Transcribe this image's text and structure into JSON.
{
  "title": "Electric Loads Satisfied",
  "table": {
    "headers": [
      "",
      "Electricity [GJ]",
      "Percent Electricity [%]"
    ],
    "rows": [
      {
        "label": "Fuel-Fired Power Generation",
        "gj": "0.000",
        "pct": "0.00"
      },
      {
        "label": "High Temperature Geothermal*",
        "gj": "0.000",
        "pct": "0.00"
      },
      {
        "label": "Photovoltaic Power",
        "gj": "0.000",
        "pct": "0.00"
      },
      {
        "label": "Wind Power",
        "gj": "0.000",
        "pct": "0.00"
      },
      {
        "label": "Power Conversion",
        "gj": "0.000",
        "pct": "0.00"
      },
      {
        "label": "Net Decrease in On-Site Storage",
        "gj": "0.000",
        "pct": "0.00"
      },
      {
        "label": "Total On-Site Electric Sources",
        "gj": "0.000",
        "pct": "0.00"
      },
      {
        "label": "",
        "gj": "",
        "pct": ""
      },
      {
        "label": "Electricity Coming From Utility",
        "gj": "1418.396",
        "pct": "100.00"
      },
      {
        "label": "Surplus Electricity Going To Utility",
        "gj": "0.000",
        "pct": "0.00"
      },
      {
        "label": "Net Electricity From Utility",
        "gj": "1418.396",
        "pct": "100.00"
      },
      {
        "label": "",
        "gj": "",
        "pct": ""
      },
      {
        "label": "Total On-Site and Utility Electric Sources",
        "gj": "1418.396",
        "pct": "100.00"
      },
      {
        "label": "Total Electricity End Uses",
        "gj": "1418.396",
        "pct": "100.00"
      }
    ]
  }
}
--
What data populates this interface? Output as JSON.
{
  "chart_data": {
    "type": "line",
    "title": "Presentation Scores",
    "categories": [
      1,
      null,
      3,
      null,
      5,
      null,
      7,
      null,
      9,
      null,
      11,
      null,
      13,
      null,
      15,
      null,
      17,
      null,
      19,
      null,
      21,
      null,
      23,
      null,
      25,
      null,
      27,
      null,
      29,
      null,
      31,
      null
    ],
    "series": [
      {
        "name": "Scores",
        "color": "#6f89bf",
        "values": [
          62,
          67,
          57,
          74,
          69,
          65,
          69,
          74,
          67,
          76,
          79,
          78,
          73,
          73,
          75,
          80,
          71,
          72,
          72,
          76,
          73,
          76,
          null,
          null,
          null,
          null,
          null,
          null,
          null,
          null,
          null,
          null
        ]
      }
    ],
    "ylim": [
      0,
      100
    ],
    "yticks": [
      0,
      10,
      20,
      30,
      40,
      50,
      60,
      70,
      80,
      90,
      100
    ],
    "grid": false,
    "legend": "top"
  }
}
==
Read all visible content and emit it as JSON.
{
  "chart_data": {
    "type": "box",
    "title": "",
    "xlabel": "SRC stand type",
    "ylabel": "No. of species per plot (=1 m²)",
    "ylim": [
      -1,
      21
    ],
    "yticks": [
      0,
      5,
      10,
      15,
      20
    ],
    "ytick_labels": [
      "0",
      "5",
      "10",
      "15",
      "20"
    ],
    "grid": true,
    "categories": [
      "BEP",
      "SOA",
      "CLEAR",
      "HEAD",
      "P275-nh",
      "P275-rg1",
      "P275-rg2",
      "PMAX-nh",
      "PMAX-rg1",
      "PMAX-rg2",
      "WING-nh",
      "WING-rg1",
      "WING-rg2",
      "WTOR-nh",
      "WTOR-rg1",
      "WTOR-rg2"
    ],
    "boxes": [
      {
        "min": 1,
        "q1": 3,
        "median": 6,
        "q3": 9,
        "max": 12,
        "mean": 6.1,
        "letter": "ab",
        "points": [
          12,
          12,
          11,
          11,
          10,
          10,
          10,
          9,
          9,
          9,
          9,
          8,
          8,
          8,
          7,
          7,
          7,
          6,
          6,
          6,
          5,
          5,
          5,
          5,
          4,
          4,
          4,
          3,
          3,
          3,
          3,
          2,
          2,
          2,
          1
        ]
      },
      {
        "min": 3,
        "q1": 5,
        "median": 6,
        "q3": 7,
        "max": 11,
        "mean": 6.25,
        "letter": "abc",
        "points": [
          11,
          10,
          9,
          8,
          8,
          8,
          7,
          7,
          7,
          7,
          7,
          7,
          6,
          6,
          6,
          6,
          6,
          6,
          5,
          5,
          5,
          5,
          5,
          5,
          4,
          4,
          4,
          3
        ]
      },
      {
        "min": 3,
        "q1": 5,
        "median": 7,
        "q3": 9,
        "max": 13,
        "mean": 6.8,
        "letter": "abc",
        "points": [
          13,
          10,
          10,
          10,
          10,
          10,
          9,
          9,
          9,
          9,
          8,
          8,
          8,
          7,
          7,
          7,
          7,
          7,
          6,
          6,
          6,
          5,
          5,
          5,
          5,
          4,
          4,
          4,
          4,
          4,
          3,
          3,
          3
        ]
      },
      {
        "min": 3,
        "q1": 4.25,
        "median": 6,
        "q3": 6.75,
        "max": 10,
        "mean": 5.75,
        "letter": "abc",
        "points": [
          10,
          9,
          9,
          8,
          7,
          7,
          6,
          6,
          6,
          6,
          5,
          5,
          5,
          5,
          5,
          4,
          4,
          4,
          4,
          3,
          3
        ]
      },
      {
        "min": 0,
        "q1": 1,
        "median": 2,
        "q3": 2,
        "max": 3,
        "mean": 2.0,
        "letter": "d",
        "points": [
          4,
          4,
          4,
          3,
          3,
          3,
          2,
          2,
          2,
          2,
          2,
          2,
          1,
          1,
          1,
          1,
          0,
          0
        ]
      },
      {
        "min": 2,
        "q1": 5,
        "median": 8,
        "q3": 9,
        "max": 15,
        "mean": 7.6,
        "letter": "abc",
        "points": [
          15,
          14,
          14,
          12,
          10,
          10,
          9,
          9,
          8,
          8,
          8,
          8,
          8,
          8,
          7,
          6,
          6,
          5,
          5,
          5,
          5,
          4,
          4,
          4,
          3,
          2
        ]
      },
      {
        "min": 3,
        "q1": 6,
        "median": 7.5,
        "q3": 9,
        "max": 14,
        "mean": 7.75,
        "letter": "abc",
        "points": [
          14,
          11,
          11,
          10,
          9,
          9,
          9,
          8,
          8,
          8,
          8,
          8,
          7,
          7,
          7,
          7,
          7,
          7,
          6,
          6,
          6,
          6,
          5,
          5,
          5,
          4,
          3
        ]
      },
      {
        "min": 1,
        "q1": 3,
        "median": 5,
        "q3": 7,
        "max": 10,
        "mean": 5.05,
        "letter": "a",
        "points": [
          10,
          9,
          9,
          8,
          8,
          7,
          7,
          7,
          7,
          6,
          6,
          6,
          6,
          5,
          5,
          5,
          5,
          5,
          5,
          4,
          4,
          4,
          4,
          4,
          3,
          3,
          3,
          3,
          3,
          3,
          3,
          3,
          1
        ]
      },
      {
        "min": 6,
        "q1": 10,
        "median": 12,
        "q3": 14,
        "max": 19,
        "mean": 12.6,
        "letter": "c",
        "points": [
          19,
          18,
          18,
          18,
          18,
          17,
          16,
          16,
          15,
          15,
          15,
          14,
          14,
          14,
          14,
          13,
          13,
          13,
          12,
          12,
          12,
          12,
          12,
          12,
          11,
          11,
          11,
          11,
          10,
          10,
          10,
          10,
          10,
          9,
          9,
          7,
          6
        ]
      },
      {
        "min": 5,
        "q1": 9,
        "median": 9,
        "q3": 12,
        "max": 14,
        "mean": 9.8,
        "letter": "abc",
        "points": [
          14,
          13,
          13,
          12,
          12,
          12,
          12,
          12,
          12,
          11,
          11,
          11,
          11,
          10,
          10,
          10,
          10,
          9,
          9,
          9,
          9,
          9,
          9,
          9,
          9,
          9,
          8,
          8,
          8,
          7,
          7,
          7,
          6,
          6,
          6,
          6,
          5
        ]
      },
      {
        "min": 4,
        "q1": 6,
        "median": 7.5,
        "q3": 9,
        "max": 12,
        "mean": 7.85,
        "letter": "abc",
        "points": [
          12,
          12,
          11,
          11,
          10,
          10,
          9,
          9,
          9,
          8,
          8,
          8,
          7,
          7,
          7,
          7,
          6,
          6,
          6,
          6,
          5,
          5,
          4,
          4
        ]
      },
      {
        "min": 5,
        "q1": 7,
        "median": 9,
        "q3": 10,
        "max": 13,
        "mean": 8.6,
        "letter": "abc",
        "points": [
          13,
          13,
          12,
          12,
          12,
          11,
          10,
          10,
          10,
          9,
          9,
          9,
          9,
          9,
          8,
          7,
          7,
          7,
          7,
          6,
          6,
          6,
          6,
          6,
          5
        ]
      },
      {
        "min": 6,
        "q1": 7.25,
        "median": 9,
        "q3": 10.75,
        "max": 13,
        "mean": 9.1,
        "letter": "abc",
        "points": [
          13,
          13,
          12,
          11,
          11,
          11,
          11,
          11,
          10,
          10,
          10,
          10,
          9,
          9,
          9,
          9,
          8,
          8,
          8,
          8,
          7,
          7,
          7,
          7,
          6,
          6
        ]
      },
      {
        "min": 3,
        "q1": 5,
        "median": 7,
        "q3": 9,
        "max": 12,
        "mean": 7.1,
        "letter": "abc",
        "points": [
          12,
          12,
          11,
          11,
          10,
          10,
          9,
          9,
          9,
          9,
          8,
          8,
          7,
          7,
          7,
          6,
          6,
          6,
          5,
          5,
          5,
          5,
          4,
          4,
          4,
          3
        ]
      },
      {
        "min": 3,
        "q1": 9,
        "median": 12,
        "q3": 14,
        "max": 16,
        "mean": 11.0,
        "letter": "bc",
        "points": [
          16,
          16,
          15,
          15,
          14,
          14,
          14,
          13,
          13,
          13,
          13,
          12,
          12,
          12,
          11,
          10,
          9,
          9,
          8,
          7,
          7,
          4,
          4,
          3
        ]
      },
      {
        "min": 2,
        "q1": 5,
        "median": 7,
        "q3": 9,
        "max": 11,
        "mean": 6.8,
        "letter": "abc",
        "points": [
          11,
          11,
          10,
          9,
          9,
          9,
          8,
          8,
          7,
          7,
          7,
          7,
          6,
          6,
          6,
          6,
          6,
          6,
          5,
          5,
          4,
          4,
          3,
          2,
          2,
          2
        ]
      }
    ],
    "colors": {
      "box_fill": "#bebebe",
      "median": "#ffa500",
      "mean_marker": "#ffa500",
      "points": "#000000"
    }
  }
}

▸ **Challenge**: Show all lines from the data above in which the word "Electricity" appears.

▸ **Reply to the exercise**:
      "Electricity [GJ]",
      "Percent Electricity [%]"
        "label": "Electricity Coming From Utility",
        "label": "Surplus Electricity Going To Utility",
        "label": "Net Electricity From Utility",
        "label": "Total Electricity End Uses",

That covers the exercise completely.